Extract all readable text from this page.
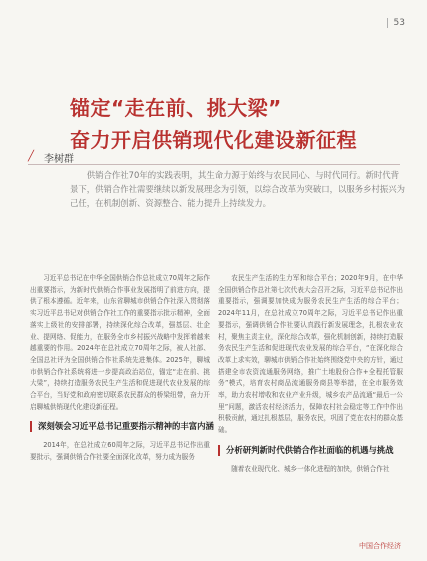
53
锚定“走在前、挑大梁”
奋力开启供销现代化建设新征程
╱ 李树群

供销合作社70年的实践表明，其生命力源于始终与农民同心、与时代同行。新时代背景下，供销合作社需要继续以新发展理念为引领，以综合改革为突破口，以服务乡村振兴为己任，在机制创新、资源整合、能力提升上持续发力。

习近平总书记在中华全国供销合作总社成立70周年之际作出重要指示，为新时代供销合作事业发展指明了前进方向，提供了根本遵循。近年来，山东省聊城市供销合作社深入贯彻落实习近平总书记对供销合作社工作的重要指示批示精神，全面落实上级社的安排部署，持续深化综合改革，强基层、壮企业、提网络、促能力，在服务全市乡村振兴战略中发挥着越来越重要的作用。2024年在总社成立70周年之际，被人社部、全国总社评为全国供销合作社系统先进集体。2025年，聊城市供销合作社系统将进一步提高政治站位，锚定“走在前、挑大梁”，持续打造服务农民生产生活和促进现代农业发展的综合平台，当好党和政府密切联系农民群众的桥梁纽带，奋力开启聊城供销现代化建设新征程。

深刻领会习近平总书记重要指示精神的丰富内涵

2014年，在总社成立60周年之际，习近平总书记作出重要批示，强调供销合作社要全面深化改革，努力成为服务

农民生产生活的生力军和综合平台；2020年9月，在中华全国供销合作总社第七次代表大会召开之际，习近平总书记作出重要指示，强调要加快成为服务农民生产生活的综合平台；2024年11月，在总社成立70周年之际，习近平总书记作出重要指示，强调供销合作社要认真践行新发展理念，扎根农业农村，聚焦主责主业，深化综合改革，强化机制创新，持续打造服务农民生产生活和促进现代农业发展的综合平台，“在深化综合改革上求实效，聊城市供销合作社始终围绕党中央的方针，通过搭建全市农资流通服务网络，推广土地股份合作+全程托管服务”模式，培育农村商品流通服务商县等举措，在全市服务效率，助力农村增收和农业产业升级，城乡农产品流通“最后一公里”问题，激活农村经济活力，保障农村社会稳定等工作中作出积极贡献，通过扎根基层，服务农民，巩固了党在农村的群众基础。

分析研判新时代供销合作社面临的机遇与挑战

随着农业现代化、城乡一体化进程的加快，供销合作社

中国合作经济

### EXERCISE INSTRUCTIONS
Write the records out again in full, exactly, and skip every picture.

### REPLY
Extract all readable text from this page.
53
锚定“走在前、挑大梁”
奋力开启供销现代化建设新征程
╱ 李树群

供销合作社70年的实践表明，其生命力源于始终与农民同心、与时代同行。新时代背景下，供销合作社需要继续以新发展理念为引领，以综合改革为突破口，以服务乡村振兴为己任，在机制创新、资源整合、能力提升上持续发力。

习近平总书记在中华全国供销合作总社成立70周年之际作出重要指示，为新时代供销合作事业发展指明了前进方向，提供了根本遵循。近年来，山东省聊城市供销合作社深入贯彻落实习近平总书记对供销合作社工作的重要指示批示精神，全面落实上级社的安排部署，持续深化综合改革，强基层、壮企业、提网络、促能力，在服务全市乡村振兴战略中发挥着越来越重要的作用。2024年在总社成立70周年之际，被人社部、全国总社评为全国供销合作社系统先进集体。2025年，聊城市供销合作社系统将进一步提高政治站位，锚定“走在前、挑大梁”，持续打造服务农民生产生活和促进现代农业发展的综合平台，当好党和政府密切联系农民群众的桥梁纽带，奋力开启聊城供销现代化建设新征程。

深刻领会习近平总书记重要指示精神的丰富内涵

2014年，在总社成立60周年之际，习近平总书记作出重要批示，强调供销合作社要全面深化改革，努力成为服务

农民生产生活的生力军和综合平台；2020年9月，在中华全国供销合作总社第七次代表大会召开之际，习近平总书记作出重要指示，强调要加快成为服务农民生产生活的综合平台；2024年11月，在总社成立70周年之际，习近平总书记作出重要指示，强调供销合作社要认真践行新发展理念，扎根农业农村，聚焦主责主业，深化综合改革，强化机制创新，持续打造服务农民生产生活和促进现代农业发展的综合平台，“在深化综合改革上求实效，聊城市供销合作社始终围绕党中央的方针，通过搭建全市农资流通服务网络，推广土地股份合作+全程托管服务”模式，培育农村商品流通服务商县等举措，在全市服务效率，助力农村增收和农业产业升级，城乡农产品流通“最后一公里”问题，激活农村经济活力，保障农村社会稳定等工作中作出积极贡献，通过扎根基层，服务农民，巩固了党在农村的群众基础。

分析研判新时代供销合作社面临的机遇与挑战

随着农业现代化、城乡一体化进程的加快，供销合作社

中国合作经济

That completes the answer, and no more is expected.